• [YOUR TASK]
Can you transcribe the records below line for line, from the first line through the line that contains "formula-rel: ≡ [46,536,69,568]"?

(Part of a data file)
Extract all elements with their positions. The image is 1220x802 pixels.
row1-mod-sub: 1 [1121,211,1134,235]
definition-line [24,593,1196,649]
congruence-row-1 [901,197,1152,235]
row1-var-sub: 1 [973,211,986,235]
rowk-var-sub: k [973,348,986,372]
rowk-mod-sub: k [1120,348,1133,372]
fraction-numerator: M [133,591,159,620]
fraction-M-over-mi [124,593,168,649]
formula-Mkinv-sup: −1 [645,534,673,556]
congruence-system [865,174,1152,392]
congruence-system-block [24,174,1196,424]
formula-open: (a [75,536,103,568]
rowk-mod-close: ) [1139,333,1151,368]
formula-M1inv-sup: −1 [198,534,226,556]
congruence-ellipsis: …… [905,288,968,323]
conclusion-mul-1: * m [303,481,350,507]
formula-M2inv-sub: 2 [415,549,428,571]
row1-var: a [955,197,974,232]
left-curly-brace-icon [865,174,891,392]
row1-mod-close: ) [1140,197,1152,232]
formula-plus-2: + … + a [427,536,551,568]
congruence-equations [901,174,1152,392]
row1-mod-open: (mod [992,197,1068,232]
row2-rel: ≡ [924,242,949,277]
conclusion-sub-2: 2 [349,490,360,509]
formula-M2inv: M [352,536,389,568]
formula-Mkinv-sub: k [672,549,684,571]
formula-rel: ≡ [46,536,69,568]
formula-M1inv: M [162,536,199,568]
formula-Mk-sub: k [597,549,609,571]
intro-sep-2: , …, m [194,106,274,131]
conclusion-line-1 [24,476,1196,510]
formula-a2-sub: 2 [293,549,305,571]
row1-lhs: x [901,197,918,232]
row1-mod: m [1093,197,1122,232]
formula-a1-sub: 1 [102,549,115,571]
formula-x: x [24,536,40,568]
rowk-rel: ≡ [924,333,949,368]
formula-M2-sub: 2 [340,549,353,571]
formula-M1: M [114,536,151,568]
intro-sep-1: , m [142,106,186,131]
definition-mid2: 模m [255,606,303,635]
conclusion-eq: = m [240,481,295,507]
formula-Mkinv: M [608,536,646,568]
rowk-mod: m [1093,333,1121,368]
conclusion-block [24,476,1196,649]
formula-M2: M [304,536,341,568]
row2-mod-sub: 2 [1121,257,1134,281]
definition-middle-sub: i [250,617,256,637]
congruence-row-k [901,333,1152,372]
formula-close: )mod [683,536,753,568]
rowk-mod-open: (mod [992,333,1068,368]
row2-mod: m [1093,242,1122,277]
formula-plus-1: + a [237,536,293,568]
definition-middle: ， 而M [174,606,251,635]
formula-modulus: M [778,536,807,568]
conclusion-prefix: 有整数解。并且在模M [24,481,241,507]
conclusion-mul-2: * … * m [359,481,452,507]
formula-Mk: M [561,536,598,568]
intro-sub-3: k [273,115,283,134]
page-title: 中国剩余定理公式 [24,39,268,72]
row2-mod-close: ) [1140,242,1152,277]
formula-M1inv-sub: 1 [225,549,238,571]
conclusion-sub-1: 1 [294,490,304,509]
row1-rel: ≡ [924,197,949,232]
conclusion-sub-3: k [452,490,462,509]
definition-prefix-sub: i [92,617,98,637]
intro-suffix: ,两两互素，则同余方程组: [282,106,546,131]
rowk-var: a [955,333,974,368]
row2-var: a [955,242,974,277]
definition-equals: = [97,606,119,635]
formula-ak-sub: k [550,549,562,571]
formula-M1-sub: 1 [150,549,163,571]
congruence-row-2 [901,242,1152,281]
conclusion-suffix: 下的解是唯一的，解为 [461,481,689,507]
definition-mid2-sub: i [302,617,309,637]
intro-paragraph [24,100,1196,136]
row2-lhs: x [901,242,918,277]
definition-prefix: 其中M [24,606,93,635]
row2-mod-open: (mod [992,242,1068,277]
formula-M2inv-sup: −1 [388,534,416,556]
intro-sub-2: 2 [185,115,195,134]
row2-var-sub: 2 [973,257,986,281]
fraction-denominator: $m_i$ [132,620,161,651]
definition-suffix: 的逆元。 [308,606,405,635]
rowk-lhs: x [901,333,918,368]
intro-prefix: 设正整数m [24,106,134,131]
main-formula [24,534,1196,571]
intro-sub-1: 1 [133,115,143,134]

• [REPLY]
Extract all elements with their positions. The image is 1220x802 pixels.
row1-mod-sub: 1 [1121,211,1134,235]
definition-line [24,593,1196,649]
congruence-row-1 [901,197,1152,235]
row1-var-sub: 1 [973,211,986,235]
rowk-var-sub: k [973,348,986,372]
rowk-mod-sub: k [1120,348,1133,372]
fraction-numerator: M [133,591,159,620]
fraction-M-over-mi [124,593,168,649]
formula-Mkinv-sup: −1 [645,534,673,556]
congruence-system [865,174,1152,392]
congruence-system-block [24,174,1196,424]
formula-open: (a [75,536,103,568]
rowk-mod-close: ) [1139,333,1151,368]
formula-M1inv-sup: −1 [198,534,226,556]
congruence-ellipsis: …… [905,288,968,323]
conclusion-mul-1: * m [303,481,350,507]
formula-M2inv-sub: 2 [415,549,428,571]
row1-var: a [955,197,974,232]
left-curly-brace-icon [865,174,891,392]
row1-mod-close: ) [1140,197,1152,232]
formula-plus-2: + … + a [427,536,551,568]
congruence-equations [901,174,1152,392]
row1-mod-open: (mod [992,197,1068,232]
row2-rel: ≡ [924,242,949,277]
conclusion-sub-2: 2 [349,490,360,509]
formula-M2inv: M [352,536,389,568]
formula-Mkinv-sub: k [672,549,684,571]
formula-rel: ≡ [46,536,69,568]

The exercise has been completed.